THE TASK »
Please transcribe the data below exactly. Leave the pictures out.
=== DATA SUPPLIED ===
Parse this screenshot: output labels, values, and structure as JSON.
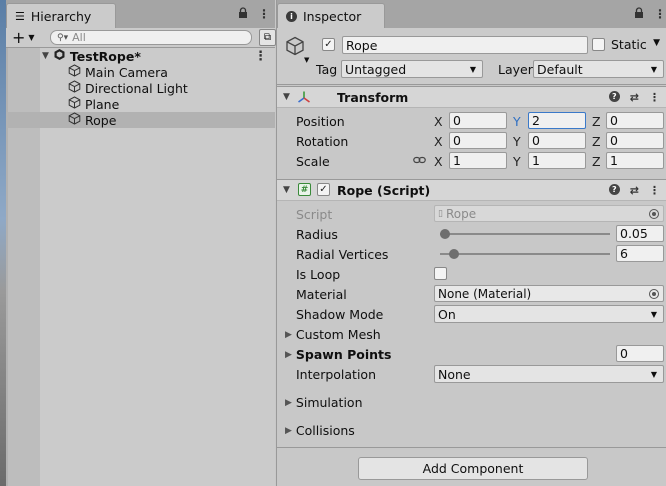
{
  "hierarchy": {
    "tab_label": "Hierarchy",
    "search_placeholder": "All",
    "scene": {
      "name": "TestRope*"
    },
    "items": [
      {
        "label": "Main Camera"
      },
      {
        "label": "Directional Light"
      },
      {
        "label": "Plane"
      },
      {
        "label": "Rope",
        "selected": true
      }
    ]
  },
  "inspector": {
    "tab_label": "Inspector",
    "object": {
      "name": "Rope",
      "active": true,
      "static_label": "Static",
      "tag_label": "Tag",
      "tag_value": "Untagged",
      "layer_label": "Layer",
      "layer_value": "Default"
    },
    "transform": {
      "title": "Transform",
      "position_label": "Position",
      "rotation_label": "Rotation",
      "scale_label": "Scale",
      "axis_x": "X",
      "axis_y": "Y",
      "axis_z": "Z",
      "position": {
        "x": "0",
        "y": "2",
        "z": "0"
      },
      "rotation": {
        "x": "0",
        "y": "0",
        "z": "0"
      },
      "scale": {
        "x": "1",
        "y": "1",
        "z": "1"
      }
    },
    "rope_script": {
      "title": "Rope (Script)",
      "enabled": true,
      "script_label": "Script",
      "script_value": "Rope",
      "radius_label": "Radius",
      "radius_value": "0.05",
      "radius_fraction": 0.02,
      "radial_vertices_label": "Radial Vertices",
      "radial_vertices_value": "6",
      "radial_vertices_fraction": 0.07,
      "is_loop_label": "Is Loop",
      "is_loop": false,
      "material_label": "Material",
      "material_value": "None (Material)",
      "shadow_mode_label": "Shadow Mode",
      "shadow_mode_value": "On",
      "custom_mesh_label": "Custom Mesh",
      "spawn_points_label": "Spawn Points",
      "spawn_points_value": "0",
      "interpolation_label": "Interpolation",
      "interpolation_value": "None",
      "simulation_label": "Simulation",
      "collisions_label": "Collisions"
    },
    "add_component_label": "Add Component"
  },
  "colors": {
    "accent_focus": "#3a79c9",
    "active_axis": "#2f6fc2",
    "panel_bg": "#c8c8c8",
    "selection_bg": "#b2b2b2"
  }
}
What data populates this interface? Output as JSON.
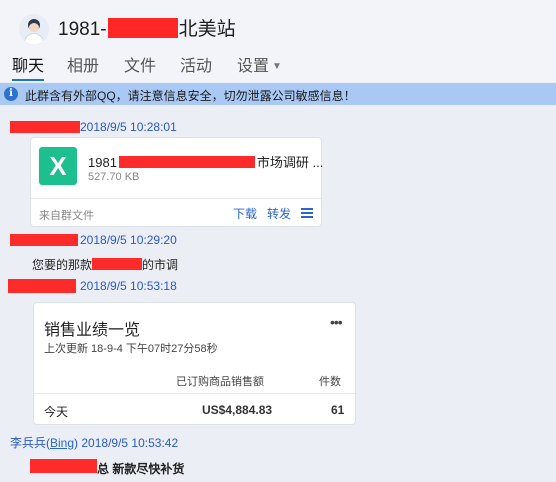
{
  "header": {
    "title_prefix": "1981-",
    "title_suffix": "北美站"
  },
  "tabs": [
    {
      "label": "聊天"
    },
    {
      "label": "相册"
    },
    {
      "label": "文件"
    },
    {
      "label": "活动"
    },
    {
      "label": "设置"
    }
  ],
  "notice": {
    "text": "此群含有外部QQ，请注意信息安全，切勿泄露公司敏感信息！"
  },
  "messages": {
    "m1_time": "2018/9/5 10:28:01",
    "m2_time": "2018/9/5 10:29:20",
    "m2_text_a": "您要的那款",
    "m2_text_b": "的市调",
    "m3_time": "2018/9/5 10:53:18",
    "m4_sender": "李兵兵(",
    "m4_sender_link": "Bing",
    "m4_sender_end": ")",
    "m4_time": "2018/9/5 10:53:42",
    "m4_text": "总  新款尽快补货"
  },
  "file_card": {
    "name_prefix": "1981",
    "name_suffix": "市场调研 ...",
    "size": "527.70 KB",
    "source": "来自群文件",
    "download": "下载",
    "forward": "转发"
  },
  "sales_card": {
    "title": "销售业绩一览",
    "more": "•••",
    "updated": "上次更新 18-9-4 下午07时27分58秒",
    "col_sales": "已订购商品销售额",
    "col_count": "件数",
    "row_label": "今天",
    "row_sales": "US$4,884.83",
    "row_count": "61"
  },
  "colors": {
    "accent": "#1677d8",
    "notice_bg": "#a9c9f4",
    "excel_green": "#1ebf8f",
    "redaction": "#ff2b2b"
  }
}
===
THE OUTPUT »
Parse this screenshot: output labels, values, and structure as JSON.
{
  "hierarchy": {
    "tab_label": "Hierarchy",
    "search_placeholder": "All",
    "scene": {
      "name": "TestRope*"
    },
    "items": [
      {
        "label": "Main Camera"
      },
      {
        "label": "Directional Light"
      },
      {
        "label": "Plane"
      },
      {
        "label": "Rope",
        "selected": true
      }
    ]
  },
  "inspector": {
    "tab_label": "Inspector",
    "object": {
      "name": "Rope",
      "active": true,
      "static_label": "Static",
      "tag_label": "Tag",
      "tag_value": "Untagged",
      "layer_label": "Layer",
      "layer_value": "Default"
    },
    "transform": {
      "title": "Transform",
      "position_label": "Position",
      "rotation_label": "Rotation",
      "scale_label": "Scale",
      "axis_x": "X",
      "axis_y": "Y",
      "axis_z": "Z",
      "position": {
        "x": "0",
        "y": "2",
        "z": "0"
      },
      "rotation": {
        "x": "0",
        "y": "0",
        "z": "0"
      },
      "scale": {
        "x": "1",
        "y": "1",
        "z": "1"
      }
    },
    "rope_script": {
      "title": "Rope (Script)",
      "enabled": true,
      "script_label": "Script",
      "script_value": "Rope",
      "radius_label": "Radius",
      "radius_value": "0.05",
      "radius_fraction": 0.02,
      "radial_vertices_label": "Radial Vertices",
      "radial_vertices_value": "6",
      "radial_vertices_fraction": 0.07,
      "is_loop_label": "Is Loop",
      "is_loop": false,
      "material_label": "Material",
      "material_value": "None (Material)",
      "shadow_mode_label": "Shadow Mode",
      "shadow_mode_value": "On",
      "custom_mesh_label": "Custom Mesh",
      "spawn_points_label": "Spawn Points",
      "spawn_points_value": "0",
      "interpolation_label": "Interpolation",
      "interpolation_value": "None",
      "simulation_label": "Simulation",
      "collisions_label": "Collisions"
    },
    "add_component_label": "Add Component"
  },
  "colors": {
    "accent_focus": "#3a79c9",
    "active_axis": "#2f6fc2",
    "panel_bg": "#c8c8c8",
    "selection_bg": "#b2b2b2"
  }
}
What data populates this interface? Output as JSON.
{
  "header": {
    "title_prefix": "1981-",
    "title_suffix": "北美站"
  },
  "tabs": [
    {
      "label": "聊天"
    },
    {
      "label": "相册"
    },
    {
      "label": "文件"
    },
    {
      "label": "活动"
    },
    {
      "label": "设置"
    }
  ],
  "notice": {
    "text": "此群含有外部QQ，请注意信息安全，切勿泄露公司敏感信息！"
  },
  "messages": {
    "m1_time": "2018/9/5 10:28:01",
    "m2_time": "2018/9/5 10:29:20",
    "m2_text_a": "您要的那款",
    "m2_text_b": "的市调",
    "m3_time": "2018/9/5 10:53:18",
    "m4_sender": "李兵兵(",
    "m4_sender_link": "Bing",
    "m4_sender_end": ")",
    "m4_time": "2018/9/5 10:53:42",
    "m4_text": "总  新款尽快补货"
  },
  "file_card": {
    "name_prefix": "1981",
    "name_suffix": "市场调研 ...",
    "size": "527.70 KB",
    "source": "来自群文件",
    "download": "下载",
    "forward": "转发"
  },
  "sales_card": {
    "title": "销售业绩一览",
    "more": "•••",
    "updated": "上次更新 18-9-4 下午07时27分58秒",
    "col_sales": "已订购商品销售额",
    "col_count": "件数",
    "row_label": "今天",
    "row_sales": "US$4,884.83",
    "row_count": "61"
  },
  "colors": {
    "accent": "#1677d8",
    "notice_bg": "#a9c9f4",
    "excel_green": "#1ebf8f",
    "redaction": "#ff2b2b"
  }
}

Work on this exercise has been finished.